>> Start Stored data

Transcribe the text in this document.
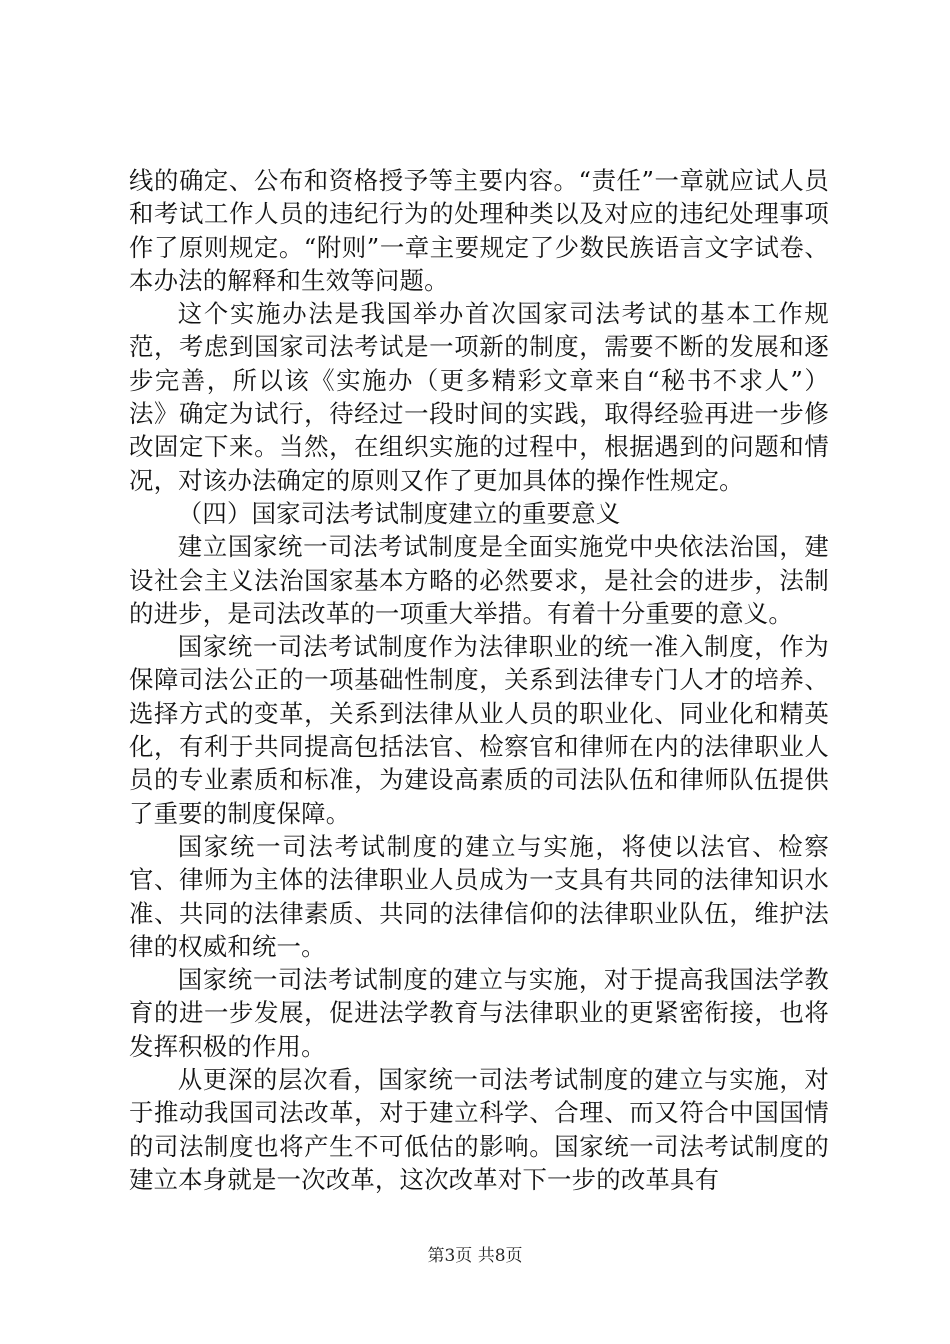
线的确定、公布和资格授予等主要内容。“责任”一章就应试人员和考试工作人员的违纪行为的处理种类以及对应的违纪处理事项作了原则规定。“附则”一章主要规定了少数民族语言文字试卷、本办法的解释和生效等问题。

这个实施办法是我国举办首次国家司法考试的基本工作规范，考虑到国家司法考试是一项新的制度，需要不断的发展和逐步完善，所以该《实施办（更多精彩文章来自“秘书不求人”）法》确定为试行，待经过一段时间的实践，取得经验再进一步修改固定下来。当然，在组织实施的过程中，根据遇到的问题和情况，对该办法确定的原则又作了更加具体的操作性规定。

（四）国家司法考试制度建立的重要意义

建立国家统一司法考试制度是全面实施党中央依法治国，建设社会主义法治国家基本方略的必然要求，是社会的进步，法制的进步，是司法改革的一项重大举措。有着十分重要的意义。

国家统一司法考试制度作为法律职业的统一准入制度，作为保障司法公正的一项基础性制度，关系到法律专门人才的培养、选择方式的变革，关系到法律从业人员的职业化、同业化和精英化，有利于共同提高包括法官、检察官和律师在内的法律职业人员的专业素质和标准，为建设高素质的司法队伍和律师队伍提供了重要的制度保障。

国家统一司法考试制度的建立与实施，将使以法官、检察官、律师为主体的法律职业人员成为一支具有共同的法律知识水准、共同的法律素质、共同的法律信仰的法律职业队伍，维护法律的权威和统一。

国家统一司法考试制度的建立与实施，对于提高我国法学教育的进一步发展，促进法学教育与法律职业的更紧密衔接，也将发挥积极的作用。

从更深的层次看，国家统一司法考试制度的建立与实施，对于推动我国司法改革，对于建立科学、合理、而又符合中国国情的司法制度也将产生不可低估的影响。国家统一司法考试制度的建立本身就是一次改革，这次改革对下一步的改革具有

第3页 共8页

>> End Stored data
>> Start Stored data

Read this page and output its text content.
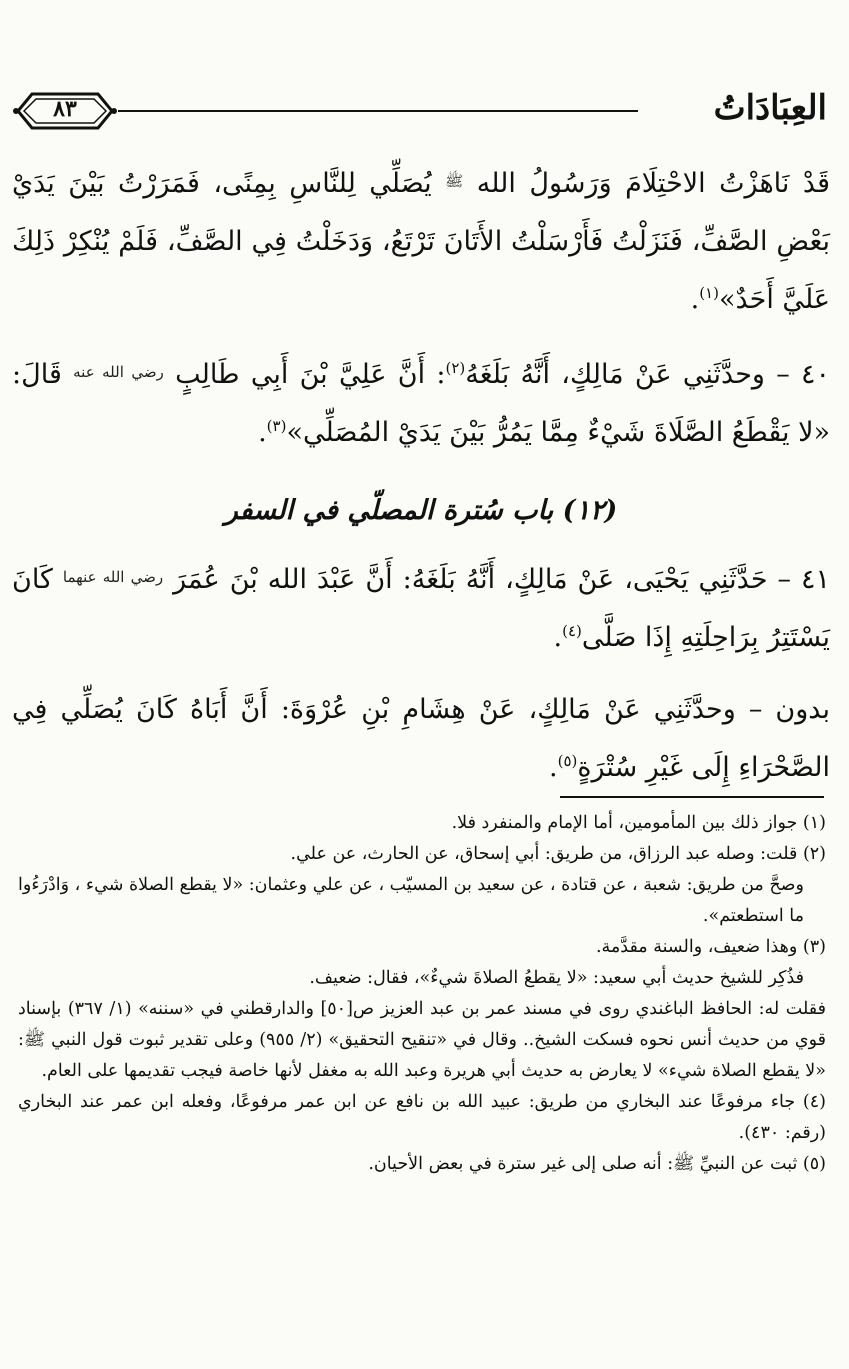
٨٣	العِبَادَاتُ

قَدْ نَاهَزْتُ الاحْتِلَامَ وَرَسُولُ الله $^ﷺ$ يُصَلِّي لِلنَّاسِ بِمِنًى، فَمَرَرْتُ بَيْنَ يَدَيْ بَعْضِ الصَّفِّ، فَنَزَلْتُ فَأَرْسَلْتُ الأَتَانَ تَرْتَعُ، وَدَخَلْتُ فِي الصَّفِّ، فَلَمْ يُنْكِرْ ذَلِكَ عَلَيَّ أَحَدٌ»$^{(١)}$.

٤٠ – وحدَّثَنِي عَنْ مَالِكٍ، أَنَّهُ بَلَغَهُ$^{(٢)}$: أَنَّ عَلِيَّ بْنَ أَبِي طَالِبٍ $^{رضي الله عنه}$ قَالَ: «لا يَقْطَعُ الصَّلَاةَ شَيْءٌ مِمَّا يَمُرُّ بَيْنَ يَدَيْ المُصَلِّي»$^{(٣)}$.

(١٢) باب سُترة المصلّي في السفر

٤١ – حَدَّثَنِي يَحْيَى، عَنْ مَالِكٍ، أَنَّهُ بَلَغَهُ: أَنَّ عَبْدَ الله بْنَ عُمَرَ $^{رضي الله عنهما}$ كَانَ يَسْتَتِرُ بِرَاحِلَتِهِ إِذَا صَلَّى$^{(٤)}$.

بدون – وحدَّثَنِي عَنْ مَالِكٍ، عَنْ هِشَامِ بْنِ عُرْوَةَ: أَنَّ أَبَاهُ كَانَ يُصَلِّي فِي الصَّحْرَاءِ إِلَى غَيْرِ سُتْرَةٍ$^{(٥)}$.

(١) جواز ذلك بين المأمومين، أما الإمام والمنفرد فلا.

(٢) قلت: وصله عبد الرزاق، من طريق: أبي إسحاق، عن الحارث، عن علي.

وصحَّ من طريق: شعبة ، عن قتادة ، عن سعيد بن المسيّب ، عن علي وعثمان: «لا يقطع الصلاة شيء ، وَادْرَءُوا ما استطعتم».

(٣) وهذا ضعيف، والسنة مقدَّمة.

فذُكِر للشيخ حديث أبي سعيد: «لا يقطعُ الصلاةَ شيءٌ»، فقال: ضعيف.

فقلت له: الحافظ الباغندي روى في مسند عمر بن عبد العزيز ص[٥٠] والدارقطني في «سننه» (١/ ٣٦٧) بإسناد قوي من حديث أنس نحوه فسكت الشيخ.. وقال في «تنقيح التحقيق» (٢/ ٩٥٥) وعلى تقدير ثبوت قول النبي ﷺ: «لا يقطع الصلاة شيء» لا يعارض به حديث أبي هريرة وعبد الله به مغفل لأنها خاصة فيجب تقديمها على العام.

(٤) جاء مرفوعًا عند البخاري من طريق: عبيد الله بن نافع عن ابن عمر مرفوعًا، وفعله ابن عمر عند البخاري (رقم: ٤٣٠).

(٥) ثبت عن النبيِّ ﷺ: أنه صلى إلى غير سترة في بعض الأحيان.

>> End Stored data

# [Short task]
Pull out all lines in the data above that include "طريق".

# [Solution to the problem]
(٢) قلت: وصله عبد الرزاق، من طريق: أبي إسحاق، عن الحارث، عن علي.
وصحَّ من طريق: شعبة ، عن قتادة ، عن سعيد بن المسيّب ، عن علي وعثمان: «لا يقطع الصلاة شيء ، وَادْرَءُوا ما استطعتم».
(٤) جاء مرفوعًا عند البخاري من طريق: عبيد الله بن نافع عن ابن عمر مرفوعًا، وفعله ابن عمر عند البخاري (رقم: ٤٣٠).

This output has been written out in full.